> [What to do] The exercise asks you to copy every line below in which "violenza" appears.

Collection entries
--
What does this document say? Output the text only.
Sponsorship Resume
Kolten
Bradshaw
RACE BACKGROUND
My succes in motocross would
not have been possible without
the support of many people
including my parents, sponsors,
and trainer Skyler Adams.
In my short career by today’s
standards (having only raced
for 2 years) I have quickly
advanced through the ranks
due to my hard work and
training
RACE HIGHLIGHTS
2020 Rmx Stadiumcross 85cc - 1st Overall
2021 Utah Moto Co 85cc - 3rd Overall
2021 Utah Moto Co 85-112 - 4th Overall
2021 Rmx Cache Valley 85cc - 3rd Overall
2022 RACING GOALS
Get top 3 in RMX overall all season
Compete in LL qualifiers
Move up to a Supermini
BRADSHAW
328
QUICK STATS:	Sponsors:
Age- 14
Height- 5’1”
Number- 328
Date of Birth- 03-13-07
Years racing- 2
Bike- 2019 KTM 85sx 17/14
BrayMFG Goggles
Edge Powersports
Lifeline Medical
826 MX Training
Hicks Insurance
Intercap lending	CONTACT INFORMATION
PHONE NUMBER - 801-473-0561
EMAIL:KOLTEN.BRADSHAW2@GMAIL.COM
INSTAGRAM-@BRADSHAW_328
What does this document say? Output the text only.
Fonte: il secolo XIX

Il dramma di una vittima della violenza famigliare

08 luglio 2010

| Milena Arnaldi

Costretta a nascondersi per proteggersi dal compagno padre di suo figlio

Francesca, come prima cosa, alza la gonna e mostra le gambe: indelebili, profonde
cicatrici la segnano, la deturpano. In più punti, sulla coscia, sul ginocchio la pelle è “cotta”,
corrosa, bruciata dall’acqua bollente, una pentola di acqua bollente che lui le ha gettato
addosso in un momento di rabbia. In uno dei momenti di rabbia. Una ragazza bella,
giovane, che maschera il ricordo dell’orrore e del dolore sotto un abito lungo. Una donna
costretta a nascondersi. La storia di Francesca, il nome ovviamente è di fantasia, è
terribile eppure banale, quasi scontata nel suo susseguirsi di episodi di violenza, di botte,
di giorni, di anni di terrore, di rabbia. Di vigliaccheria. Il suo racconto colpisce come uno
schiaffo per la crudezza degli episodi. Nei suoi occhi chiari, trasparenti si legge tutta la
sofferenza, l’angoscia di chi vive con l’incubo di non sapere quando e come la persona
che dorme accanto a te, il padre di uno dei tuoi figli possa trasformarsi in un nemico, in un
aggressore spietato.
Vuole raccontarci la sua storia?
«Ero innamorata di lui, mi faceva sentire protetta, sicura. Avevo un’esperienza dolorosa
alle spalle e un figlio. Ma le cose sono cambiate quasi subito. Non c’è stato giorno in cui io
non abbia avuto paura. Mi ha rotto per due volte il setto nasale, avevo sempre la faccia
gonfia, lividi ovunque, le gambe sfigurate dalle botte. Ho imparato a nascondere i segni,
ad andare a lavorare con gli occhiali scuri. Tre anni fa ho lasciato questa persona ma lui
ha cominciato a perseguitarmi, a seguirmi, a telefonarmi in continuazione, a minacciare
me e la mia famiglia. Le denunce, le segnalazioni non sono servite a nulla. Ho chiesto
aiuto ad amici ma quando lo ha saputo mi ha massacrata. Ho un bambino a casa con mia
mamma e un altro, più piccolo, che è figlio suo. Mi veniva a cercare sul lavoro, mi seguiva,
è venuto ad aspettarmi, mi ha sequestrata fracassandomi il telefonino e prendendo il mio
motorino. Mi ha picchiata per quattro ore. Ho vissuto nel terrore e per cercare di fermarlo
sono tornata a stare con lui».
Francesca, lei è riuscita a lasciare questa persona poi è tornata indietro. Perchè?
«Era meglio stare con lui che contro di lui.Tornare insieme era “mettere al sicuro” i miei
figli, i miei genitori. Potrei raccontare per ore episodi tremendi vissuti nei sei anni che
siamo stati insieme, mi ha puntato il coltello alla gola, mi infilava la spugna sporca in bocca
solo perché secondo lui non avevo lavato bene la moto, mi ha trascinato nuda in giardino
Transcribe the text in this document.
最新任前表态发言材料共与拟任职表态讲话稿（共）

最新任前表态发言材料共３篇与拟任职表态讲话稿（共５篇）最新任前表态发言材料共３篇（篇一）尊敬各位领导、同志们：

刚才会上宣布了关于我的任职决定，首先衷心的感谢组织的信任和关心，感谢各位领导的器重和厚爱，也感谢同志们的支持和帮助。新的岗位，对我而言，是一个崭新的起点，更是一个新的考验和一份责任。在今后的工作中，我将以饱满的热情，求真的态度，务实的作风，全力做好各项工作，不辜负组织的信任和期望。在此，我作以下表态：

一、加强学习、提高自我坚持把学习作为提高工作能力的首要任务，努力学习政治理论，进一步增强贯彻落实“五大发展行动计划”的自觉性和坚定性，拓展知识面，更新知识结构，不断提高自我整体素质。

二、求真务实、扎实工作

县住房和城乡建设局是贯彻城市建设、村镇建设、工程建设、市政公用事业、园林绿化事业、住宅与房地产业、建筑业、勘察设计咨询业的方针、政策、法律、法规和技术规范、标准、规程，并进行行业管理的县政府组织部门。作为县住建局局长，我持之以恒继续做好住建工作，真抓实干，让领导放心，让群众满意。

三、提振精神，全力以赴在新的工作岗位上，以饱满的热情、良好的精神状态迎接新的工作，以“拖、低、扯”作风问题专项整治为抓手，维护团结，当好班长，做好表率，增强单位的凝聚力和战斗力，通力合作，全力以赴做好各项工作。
--
> [Solved problem]
Il dramma di una vittima della violenza famigliare
terribile eppure banale, quasi scontata nel suo susseguirsi di episodi di violenza, di botte,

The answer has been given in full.